━━ Data to use ━━

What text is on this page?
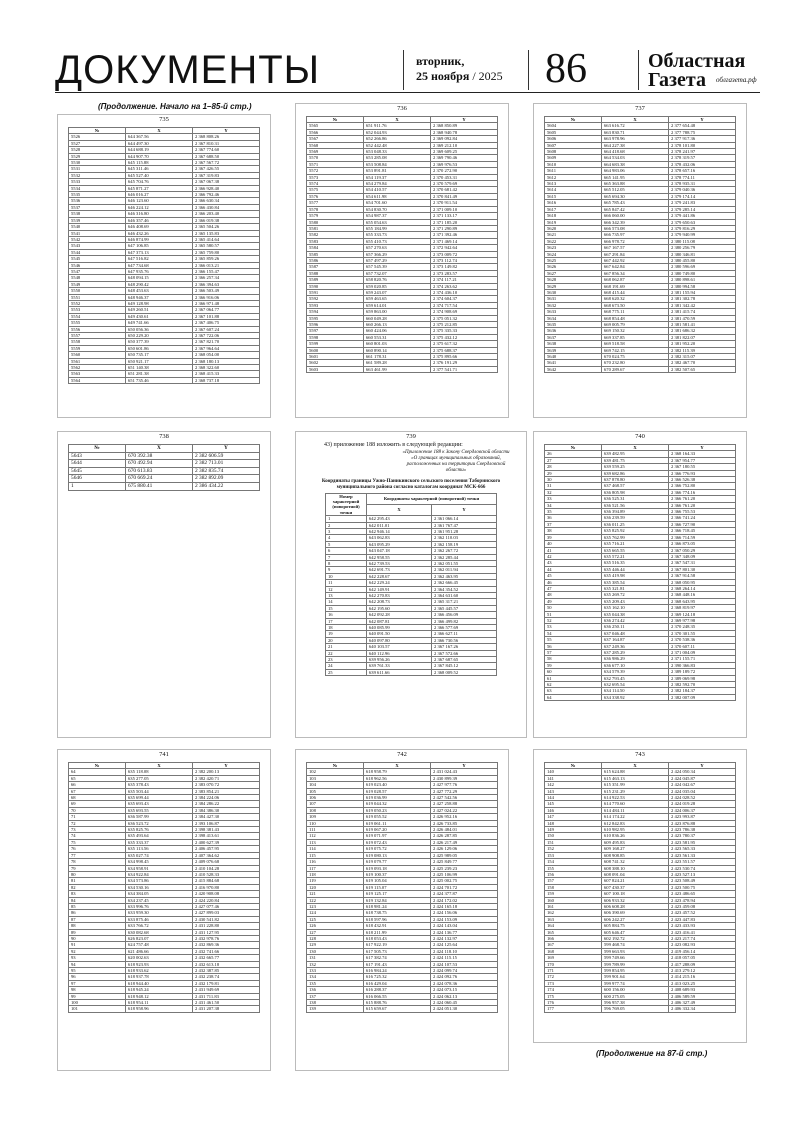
ДОКУМЕНТЫ	вторник,
25 ноября / 2025 86	Областная
Газета	облгазета.рф
(Продолжение. Начало на 1–85-й стр.)
735
№	X	Y
5526	644 367.56	2 368 808.26
5527	644 497.30	2 367 810.31
5528	644 688.19	2 367 774.60
5529	644 907.70	2 367 688.50
5530	645 115.88	2 367 567.72
5531	645 311.46	2 367 426.55
5532	645 527.40	2 367 319.83
5533	645 704.76	2 367 067.38
5534	645 871.27	2 366 928.40
5535	646 016.27	2 366 792.46
5536	646 123.60	2 366 630.34
5537	646 224.12	2 366 430.84
5538	646 316.80	2 366 203.40
5539	646 357.46	2 366 019.38
5540	646 408.69	2 365 504.26
5541	646 432.26	2 365 135.83
5542	646 874.99	2 365 414.64
5543	647 106.85	2 365 580.57
5544	647 373.13	2 365 759.80
5545	647 516.82	2 365 859.26
5546	647 734.68	2 366 013.21
5547	647 935.76	2 366 155.47
5548	648 094.15	2 366 257.34
5549	648 290.42	2 366 394.63
5550	648 453.63	2 366 503.49
5551	648 946.37	2 366 916.06
5552	649 128.98	2 366 971.48
5553	649 260.51	2 367 064.77
5554	649 430.61	2 367 101.88
5555	649 741.66	2 367 406.75
5556	650 056.36	2 367 607.24
5557	650 229.20	2 367 722.06
5558	650 377.39	2 367 821.70
5559	650 601.86	2 367 964.64
5560	650 735.17	2 368 054.00
5561	650 921.17	2 368 180.13
5562	651 140.38	2 368 322.60
5563	651 281.38	2 368 415.33
5564	651 735.46	2 368 737.18
736
№	X	Y
5565	651 911.76	2 368 850.89
5566	652 044.93	2 368 940.78
5567	652 266.86	2 369 092.84
5568	652 442.48	2 369 212.10
5569	653 048.33	2 369 609.25
5570	653 285.08	2 369 790.46
5571	653 508.84	2 369 976.53
5572	653 891.81	2 370 272.90
5573	654 119.37	2 370 453.31
5574	654 279.84	2 370 579.69
5575	654 410.57	2 370 681.42
5576	654 611.98	2 370 841.49
5577	654 701.60	2 370 911.54
5578	654 830.70	2 371 009.10
5579	654 987.37	2 371 133.17
5580	655 054.63	2 371 185.20
5581	655 184.99	2 371 290.89
5582	655 333.73	2 371 392.46
5583	655 410.73	2 371 469.14
5584	657 270.63	2 372 942.64
5585	657 366.29	2 373 009.72
5586	657 497.29	2 373 112.74
5587	657 545.39	2 373 149.82
5588	657 732.07	2 373 283.57
5589	658 820.76	2 374 117.21
5590	659 020.85	2 374 263.62
5591	659 243.07	2 374 436.10
5592	659 463.65	2 374 604.37
5593	659 614.01	2 374 717.54
5594	659 863.00	2 374 908.69
5595	660 049.28	2 375 051.32
5596	660 266.13	2 375 212.85
5597	660 424.06	2 375 335.33
5598	660 553.31	2 375 432.12
5599	660 801.03	2 375 617.32
5600	660 890.14	2 375 688.37
5601	661 178.31	2 375 895.66
5602	661 589.28	2 376 191.29
5603	663 461.99	2 377 541.71
737
№	X	Y
5604	663 616.72	2 377 654.48
5605	663 830.71	2 377 788.75
5606	663 978.96	2 377 917.36
5607	664 227.38	2 378 101.80
5608	664 418.68	2 378 241.97
5609	664 534.03	2 378 319.57
5610	664 683.38	2 378 432.06
5611	664 983.06	2 378 657.16
5612	665 141.95	2 378 774.11
5613	665 363.88	2 378 935.31
5614	665 512.05	2 379 040.36
5615	665 694.30	2 379 174.14
5616	665 785.43	2 379 241.83
5617	665 847.42	2 379 285.14
5618	666 060.00	2 379 441.86
5619	666 342.39	2 379 650.63
5620	666 573.08	2 379 816.29
5621	666 735.97	2 379 940.99
5622	666 978.72	2 380 115.08
5623	667 167.57	2 380 256.79
5624	667 291.84	2 380 346.81
5625	667 442.92	2 380 455.80
5626	667 642.84	2 380 596.69
5627	667 856.34	2 380 749.80
5628	668 062.87	2 380 898.61
5629	668 191.69	2 380 994.58
5630	668 415.44	2 381 155.94
5631	668 620.32	2 381 302.78
5632	668 673.50	2 381 342.42
5633	668 775.11	2 381 415.74
5634	668 854.48	2 381 470.59
5635	669 005.79	2 381 581.41
5636	669 150.32	2 381 686.32
5637	669 337.85	2 381 822.07
5638	669 518.58	2 381 952.20
5639	669 742.15	2 382 115.39
5640	670 024.75	2 382 315.07
5641	670 232.80	2 382 467.70
5642	670 289.67	2 382 507.65
738
№	X	Y
5643	670 392.38	2 382 606.59
5644	670 492.94	2 382 713.01
5645	670 613.83	2 382 835.74
5646	670 669.24	2 382 892.09
1	675 880.41	2 386 434.22
739
43) приложение 188 изложить в следующей редакции:
«Приложение 188 к Закону Свердловской области «О границах муниципальных образований, расположенных на территории Свердловской области»
Координаты границы Ужно-Паникинского сельского поселения Таборинского муниципального района согласно каталогам координат МСК-666
Номер характерной (поворотной) точки	Координаты характерной (поворотной) точки	
	X	Y
1	642 295.43	2 361 066.14
2	642 011.01	2 361 767.47
3	642 946.14	2 361 951.28
4	643 062.83	2 362 110.03
5	643 095.29	2 362 158.19
6	643 047.18	2 362 267.72
7	642 958.55	2 362 285.44
8	642 739.53	2 362 051.55
9	642 691.73	2 362 011.94
10	642 228.67	2 362 463.95
11	642 229.24	2 362 666.45
12	642 149.91	2 364 354.52
13	642 270.83	2 364 631.60
14	642 208.73	2 365 317.21
15	642 195.60	2 365 445.57
16	642 092.28	2 366 456.09
17	642 087.81	2 366 499.82
18	640 085.99	2 366 577.69
19	640 091.50	2 366 627.11
20	640 097.80	2 366 730.56
21	640 103.57	2 367 167.26
22	640 112.96	2 367 572.66
23	639 956.26	2 367 687.65
24	639 761.33	2 367 845.12
25	639 611.66	2 368 009.52
740
№	X	Y
26	639 482.95	2 368 164.33
27	639 481.75	2 367 954.77
28	639 559.25	2 367 180.55
29	639 682.86	2 366 776.93
30	637 878.80	2 366 526.38
31	637 468.57	2 366 752.80
32	636 805.98	2 366 774.16
33	636 525.31	2 366 761.20
34	636 521.56	2 366 761.20
35	636 394.89	2 366 755.53
36	636 239.59	2 366 741.24
37	636 011.25	2 366 727.90
38	635 825.92	2 366 718.45
39	635 762.99	2 366 714.59
40	635 716.21	2 366 873.05
41	635 665.55	2 367 050.29
42	635 572.21	2 367 348.09
43	635 516.35	2 367 547.31
44	635 446.44	2 367 801.30
45	635 419.98	2 367 914.58
46	635 385.54	2 368 050.95
47	635 321.81	2 368 264.14
48	635 269.72	2 368 448.16
49	635 209.43	2 368 643.95
50	635 162.10	2 368 819.97
51	635 044.38	2 369 124.18
52	636 274.42	2 369 977.98
53	636 250.11	2 370 248.35
54	637 046.48	2 370 301.55
55	637 164.87	2 370 538.36
56	637 249.36	2 370 607.11
57	637 285.29	2 371 004.09
58	636 986.29	2 371 155.71
59	636 677.10	2 390 366.83
60	634 579.39	2 389 189.72
61	632 793.45	2 389 069.98
62	632 695.54	2 382 592.70
63	634 114.50	2 382 184.37
64	634 338.92	2 382 007.09
741
№	X	Y
64	635 118.08	2 382 200.13
65	635 277.05	2 382 420.71
66	635 378.43	2 383 070.72
67	635 503.44	2 383 854.21
68	635 699.44	2 384 224.06
69	635 693.43	2 384 286.22
70	635 693.55	2 384 386.30
71	636 587.99	2 384 427.30
72	636 523.72	2 393 106.87
73	635 825.76	2 398 381.43
74	635 493.64	2 398 413.61
75	635 333.37	2 400 627.39
76	635 113.56	2 406 457.95
77	635 027.74	2 407 364.62
78	634 998.45	2 409 076.68
79	634 958.91	2 410 104.28
80	634 922.84	2 410 528.33
81	634 573.86	2 415 884.68
82	634 530.16	2 416 970.80
83	634 384.05	2 420 908.08
84	634 237.45	2 424 220.84
85	633 996.76	2 427 077.46
86	633 959.30	2 427 899.03
87	633 875.46	2 430 541.82
88	633 766.72	2 431 228.80
89	630 082.68	2 431 127.95
90	626 823.07	2 432 978.76
91	624 757.48	2 432 869.36
92	621 486.66	2 432 741.66
93	620 002.63	2 432 665.77
94	618 923.93	2 432 613.18
95	618 933.62	2 432 387.85
96	618 937.78	2 432 238.74
97	618 944.40	2 432 179.81
98	618 945.24	2 431 949.69
99	618 948.12	2 431 711.83
100	618 954.11	2 431 461.50
101	618 958.96	2 431 207.38
742
№	X	Y
102	618 958.79	2 431 024.43
103	618 962.56	2 430 899.39
104	619 023.40	2 427 977.76
105	619 028.57	2 427 772.29
106	619 036.99	2 427 542.56
107	619 044.32	2 427 258.88
108	619 050.23	2 427 024.22
109	619 055.52	2 426 952.16
110	619 061.11	2 426 733.85
111	619 067.20	2 426 484.01
112	619 071.97	2 426 287.85
113	619 072.43	2 426 217.49
114	619 075.72	2 426 129.06
115	619 080.13	2 425 989.05
116	619 079.77	2 425 849.77
117	619 093.18	2 425 239.23
118	619 100.37	2 425 106.99
119	619 105.04	2 425 002.75
120	619 115.07	2 424 701.72
121	619 125.17	2 424 377.87
122	619 132.84	2 424 172.02
123	618 981.24	2 424 165.18
124	618 738.75	2 424 156.06
125	618 597.96	2 424 153.09
126	618 432.91	2 424 143.04
127	618 211.99	2 424 136.77
128	618 053.43	2 424 132.97
129	617 922.19	2 424 125.64
130	617 505.73	2 424 118.10
131	617 382.74	2 424 115.15
132	617 191.43	2 424 107.53
133	616 984.24	2 424 099.74
134	616 725.32	2 424 092.76
135	616 429.04	2 424 078.36
136	616 288.37	2 424 073.15
137	616 066.55	2 424 062.13
138	615 888.76	2 424 060.45
139	615 659.67	2 424 051.30
743
№	X	Y
140	615 624.88	2 424 050.34
141	615 463.13	2 424 045.87
142	615 351.99	2 424 042.67
143	615 231.29	2 424 035.04
144	614 922.53	2 424 028.52
145	614 770.60	2 424 019.28
146	614 484.11	2 424 006.37
147	614 174.22	2 423 993.87
148	612 842.83	2 423 876.88
149	610 982.95	2 423 786.38
150	610 836.26	2 423 780.37
151	609 495.83	2 423 581.95
152	609 168.27	2 423 565.33
153	608 908.85	2 423 561.33
154	608 741.32	2 423 551.57
155	608 388.10	2 423 530.74
156	608 091.04	2 423 527.13
157	607 824.21	2 423 508.49
158	607 430.37	2 423 500.75
159	607 100.18	2 423 486.65
160	606 933.32	2 423 478.94
161	606 608.28	2 423 459.08
162	606 390.69	2 423 457.52
163	606 242.27	2 423 447.83
164	605 884.75	2 423 433.93
165	605 646.47	2 423 416.41
166	602 192.72	2 423 217.74
167	599 468.74	2 423 082.93
168	599 663.93	2 419 456.14
169	599 749.66	2 418 057.05
170	599 789.99	2 417 288.09
171	599 854.95	2 413 279.12
172	599 901.64	2 414 215.16
173	599 977.74	2 413 023.25
174	600 156.00	2 408 689.93
175	600 275.05	2 406 589.59
176	596 957.38	2 406 327.49
177	596 769.05	2 406 332.34
(Продолжение на 87-й стр.)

━━━

What this task involves — Using the listing above, show each line holding the string "Координаты".

Output for this task —
Координаты границы Ужно-Паникинского сельского поселения Таборинского муниципального района согласно каталогам координат МСК-666
Номер характерной (поворотной) точки	Координаты характерной (поворотной) точки	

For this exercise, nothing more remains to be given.